* What to produce *
Could you write out the records below exactly as they appear?

* Available records *
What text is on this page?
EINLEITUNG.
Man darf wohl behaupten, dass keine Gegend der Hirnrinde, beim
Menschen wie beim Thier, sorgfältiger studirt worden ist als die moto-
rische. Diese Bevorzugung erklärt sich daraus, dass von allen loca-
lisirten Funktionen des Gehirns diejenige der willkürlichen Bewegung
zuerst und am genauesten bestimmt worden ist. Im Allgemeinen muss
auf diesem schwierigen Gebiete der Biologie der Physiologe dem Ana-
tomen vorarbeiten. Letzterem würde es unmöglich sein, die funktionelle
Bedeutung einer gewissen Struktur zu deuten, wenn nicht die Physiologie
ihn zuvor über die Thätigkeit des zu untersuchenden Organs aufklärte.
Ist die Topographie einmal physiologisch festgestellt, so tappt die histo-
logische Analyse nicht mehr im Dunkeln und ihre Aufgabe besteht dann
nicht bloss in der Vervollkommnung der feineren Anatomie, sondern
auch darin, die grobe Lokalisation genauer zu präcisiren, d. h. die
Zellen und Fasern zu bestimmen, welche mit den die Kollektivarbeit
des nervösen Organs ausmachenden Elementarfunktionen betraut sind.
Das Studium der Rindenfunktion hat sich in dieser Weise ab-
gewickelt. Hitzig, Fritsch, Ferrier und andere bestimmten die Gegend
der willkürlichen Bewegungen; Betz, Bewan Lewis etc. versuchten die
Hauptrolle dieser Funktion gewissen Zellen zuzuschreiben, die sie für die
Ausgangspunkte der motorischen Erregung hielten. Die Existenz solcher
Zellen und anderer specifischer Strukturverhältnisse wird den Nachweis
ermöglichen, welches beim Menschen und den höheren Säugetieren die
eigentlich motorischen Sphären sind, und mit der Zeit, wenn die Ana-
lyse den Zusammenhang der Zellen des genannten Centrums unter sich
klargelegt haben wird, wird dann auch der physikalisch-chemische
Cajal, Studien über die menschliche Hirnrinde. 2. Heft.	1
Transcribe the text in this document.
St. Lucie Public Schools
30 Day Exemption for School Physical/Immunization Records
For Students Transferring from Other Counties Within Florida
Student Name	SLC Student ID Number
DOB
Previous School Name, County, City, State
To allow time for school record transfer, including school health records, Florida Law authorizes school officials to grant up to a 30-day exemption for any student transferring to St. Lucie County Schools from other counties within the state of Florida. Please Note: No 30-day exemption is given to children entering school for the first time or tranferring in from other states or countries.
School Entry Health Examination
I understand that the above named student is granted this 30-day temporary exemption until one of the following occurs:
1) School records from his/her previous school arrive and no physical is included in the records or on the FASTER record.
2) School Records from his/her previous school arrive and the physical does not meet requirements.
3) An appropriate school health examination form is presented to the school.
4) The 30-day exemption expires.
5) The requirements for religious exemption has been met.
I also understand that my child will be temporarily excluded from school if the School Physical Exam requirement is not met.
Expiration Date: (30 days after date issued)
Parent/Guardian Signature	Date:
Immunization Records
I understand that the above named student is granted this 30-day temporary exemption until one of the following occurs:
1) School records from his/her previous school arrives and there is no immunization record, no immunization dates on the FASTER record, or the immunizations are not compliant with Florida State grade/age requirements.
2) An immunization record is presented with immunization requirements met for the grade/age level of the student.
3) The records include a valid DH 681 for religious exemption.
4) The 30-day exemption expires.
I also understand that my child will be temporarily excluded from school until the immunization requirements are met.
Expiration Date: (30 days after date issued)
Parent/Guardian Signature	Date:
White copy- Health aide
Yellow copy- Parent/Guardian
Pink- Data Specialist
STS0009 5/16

* The solution *
What text is on this page?
EINLEITUNG.
Man darf wohl behaupten, dass keine Gegend der Hirnrinde, beim
Menschen wie beim Thier, sorgfältiger studirt worden ist als die moto-
rische. Diese Bevorzugung erklärt sich daraus, dass von allen loca-
lisirten Funktionen des Gehirns diejenige der willkürlichen Bewegung
zuerst und am genauesten bestimmt worden ist. Im Allgemeinen muss
auf diesem schwierigen Gebiete der Biologie der Physiologe dem Ana-
tomen vorarbeiten. Letzterem würde es unmöglich sein, die funktionelle
Bedeutung einer gewissen Struktur zu deuten, wenn nicht die Physiologie
ihn zuvor über die Thätigkeit des zu untersuchenden Organs aufklärte.
Ist die Topographie einmal physiologisch festgestellt, so tappt die histo-
logische Analyse nicht mehr im Dunkeln und ihre Aufgabe besteht dann
nicht bloss in der Vervollkommnung der feineren Anatomie, sondern
auch darin, die grobe Lokalisation genauer zu präcisiren, d. h. die
Zellen und Fasern zu bestimmen, welche mit den die Kollektivarbeit
des nervösen Organs ausmachenden Elementarfunktionen betraut sind.
Das Studium der Rindenfunktion hat sich in dieser Weise ab-
gewickelt. Hitzig, Fritsch, Ferrier und andere bestimmten die Gegend
der willkürlichen Bewegungen; Betz, Bewan Lewis etc. versuchten die
Hauptrolle dieser Funktion gewissen Zellen zuzuschreiben, die sie für die
Ausgangspunkte der motorischen Erregung hielten. Die Existenz solcher
Zellen und anderer specifischer Strukturverhältnisse wird den Nachweis
ermöglichen, welches beim Menschen und den höheren Säugetieren die
eigentlich motorischen Sphären sind, und mit der Zeit, wenn die Ana-
lyse den Zusammenhang der Zellen des genannten Centrums unter sich
klargelegt haben wird, wird dann auch der physikalisch-chemische
Cajal, Studien über die menschliche Hirnrinde. 2. Heft.	1
Transcribe the text in this document.
St. Lucie Public Schools
30 Day Exemption for School Physical/Immunization Records
For Students Transferring from Other Counties Within Florida
Student Name	SLC Student ID Number
DOB
Previous School Name, County, City, State
To allow time for school record transfer, including school health records, Florida Law authorizes school officials to grant up to a 30-day exemption for any student transferring to St. Lucie County Schools from other counties within the state of Florida. Please Note: No 30-day exemption is given to children entering school for the first time or tranferring in from other states or countries.
School Entry Health Examination
I understand that the above named student is granted this 30-day temporary exemption until one of the following occurs:
1) School records from his/her previous school arrive and no physical is included in the records or on the FASTER record.
2) School Records from his/her previous school arrive and the physical does not meet requirements.
3) An appropriate school health examination form is presented to the school.
4) The 30-day exemption expires.
5) The requirements for religious exemption has been met.
I also understand that my child will be temporarily excluded from school if the School Physical Exam requirement is not met.
Expiration Date: (30 days after date issued)
Parent/Guardian Signature	Date:
Immunization Records
I understand that the above named student is granted this 30-day temporary exemption until one of the following occurs:
1) School records from his/her previous school arrives and there is no immunization record, no immunization dates on the FASTER record, or the immunizations are not compliant with Florida State grade/age requirements.
2) An immunization record is presented with immunization requirements met for the grade/age level of the student.
3) The records include a valid DH 681 for religious exemption.
4) The 30-day exemption expires.
I also understand that my child will be temporarily excluded from school until the immunization requirements are met.
Expiration Date: (30 days after date issued)
Parent/Guardian Signature	Date:
White copy- Health aide
Yellow copy- Parent/Guardian
Pink- Data Specialist
STS0009 5/16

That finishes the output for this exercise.